<<<<

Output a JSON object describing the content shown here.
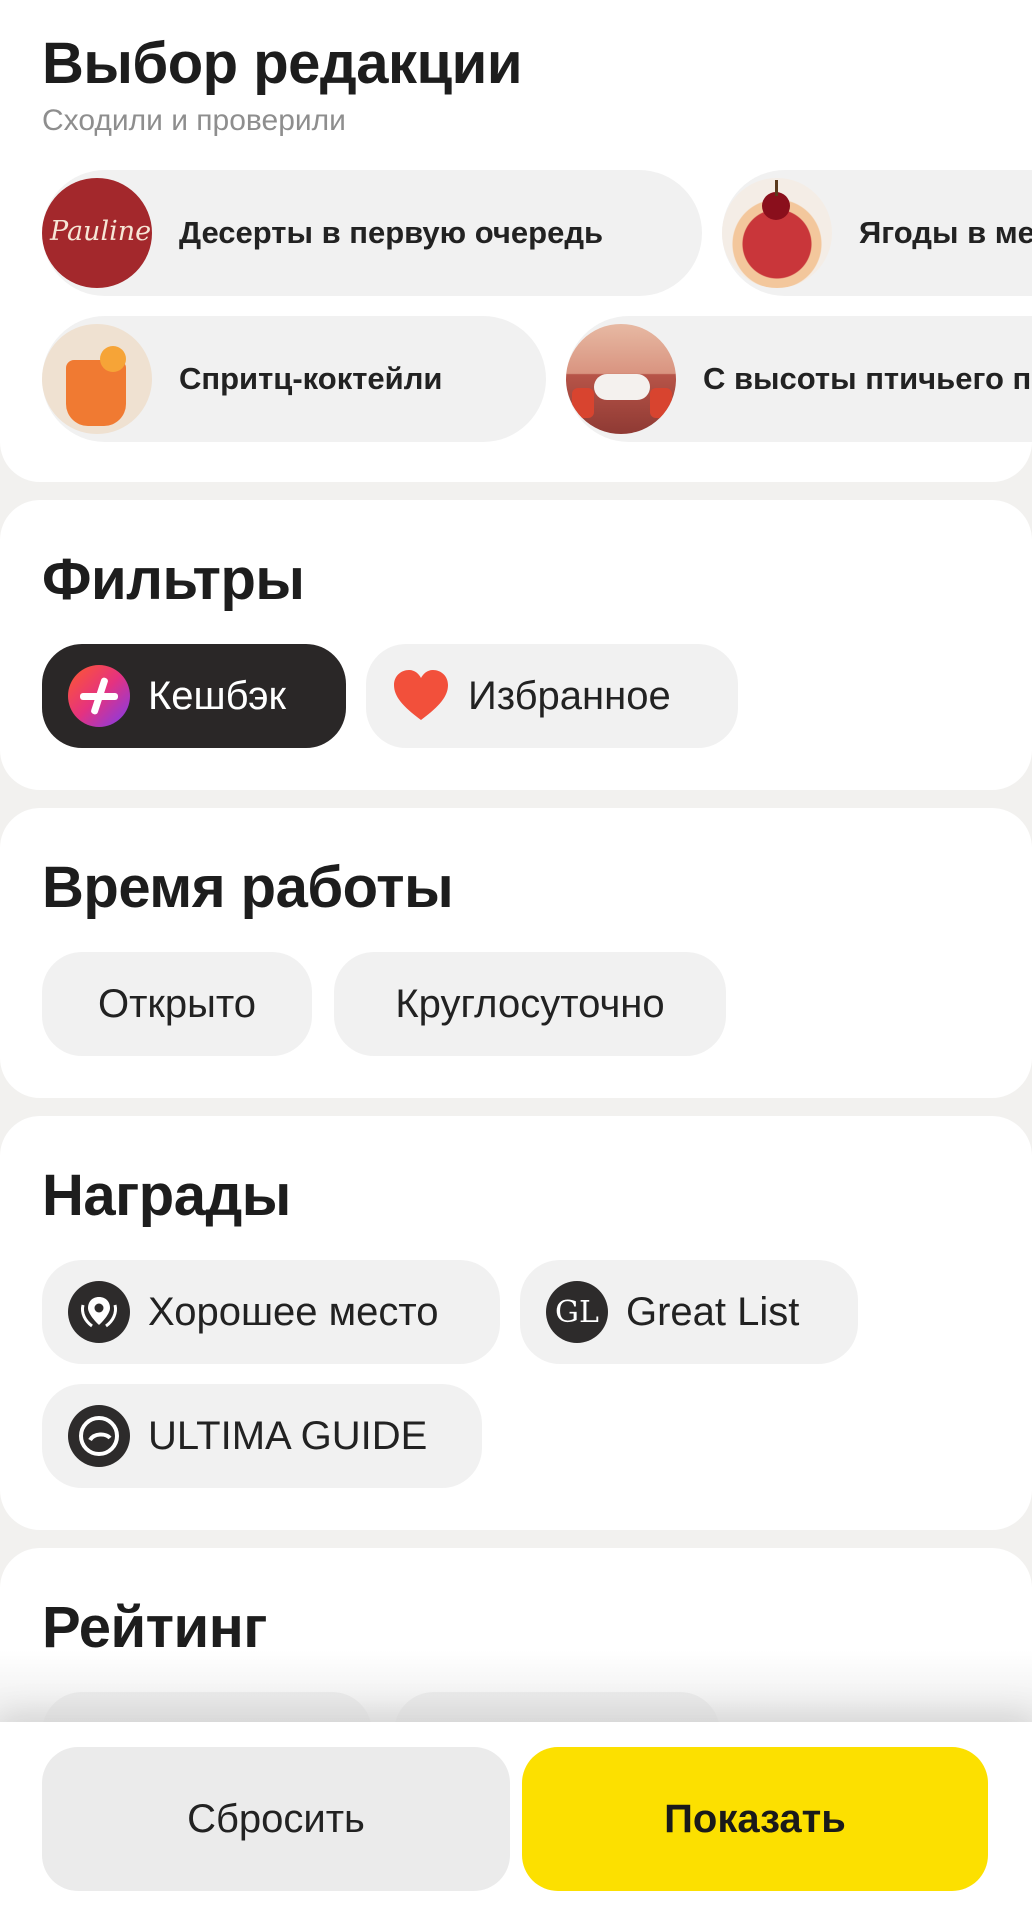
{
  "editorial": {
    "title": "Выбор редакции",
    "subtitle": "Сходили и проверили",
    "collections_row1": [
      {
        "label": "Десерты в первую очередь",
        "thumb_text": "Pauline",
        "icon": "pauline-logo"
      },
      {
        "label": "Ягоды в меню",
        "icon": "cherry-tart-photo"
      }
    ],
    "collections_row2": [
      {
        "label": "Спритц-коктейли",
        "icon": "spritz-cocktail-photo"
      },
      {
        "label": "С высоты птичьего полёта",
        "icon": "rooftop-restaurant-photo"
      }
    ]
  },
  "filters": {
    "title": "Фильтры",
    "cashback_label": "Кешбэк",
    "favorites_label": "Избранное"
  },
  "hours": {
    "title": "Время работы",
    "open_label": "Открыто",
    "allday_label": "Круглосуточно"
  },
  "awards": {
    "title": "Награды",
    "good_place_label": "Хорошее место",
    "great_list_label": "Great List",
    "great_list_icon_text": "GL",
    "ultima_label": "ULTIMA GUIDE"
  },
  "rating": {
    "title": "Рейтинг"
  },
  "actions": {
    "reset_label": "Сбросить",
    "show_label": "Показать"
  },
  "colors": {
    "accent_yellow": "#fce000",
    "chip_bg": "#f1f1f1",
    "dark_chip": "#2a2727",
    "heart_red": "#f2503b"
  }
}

>>>>

:: DIRECTIONS FOR THIS TASK ::
Print all entries exactly. The images do not belong in the copy.

:: PROBLEM SOLUTION ::
Output a JSON object describing the content shown here.
{
  "editorial": {
    "title": "Выбор редакции",
    "subtitle": "Сходили и проверили",
    "collections_row1": [
      {
        "label": "Десерты в первую очередь",
        "thumb_text": "Pauline",
        "icon": "pauline-logo"
      },
      {
        "label": "Ягоды в меню",
        "icon": "cherry-tart-photo"
      }
    ],
    "collections_row2": [
      {
        "label": "Спритц-коктейли",
        "icon": "spritz-cocktail-photo"
      },
      {
        "label": "С высоты птичьего полёта",
        "icon": "rooftop-restaurant-photo"
      }
    ]
  },
  "filters": {
    "title": "Фильтры",
    "cashback_label": "Кешбэк",
    "favorites_label": "Избранное"
  },
  "hours": {
    "title": "Время работы",
    "open_label": "Открыто",
    "allday_label": "Круглосуточно"
  },
  "awards": {
    "title": "Награды",
    "good_place_label": "Хорошее место",
    "great_list_label": "Great List",
    "great_list_icon_text": "GL",
    "ultima_label": "ULTIMA GUIDE"
  },
  "rating": {
    "title": "Рейтинг"
  },
  "actions": {
    "reset_label": "Сбросить",
    "show_label": "Показать"
  },
  "colors": {
    "accent_yellow": "#fce000",
    "chip_bg": "#f1f1f1",
    "dark_chip": "#2a2727",
    "heart_red": "#f2503b"
  }
}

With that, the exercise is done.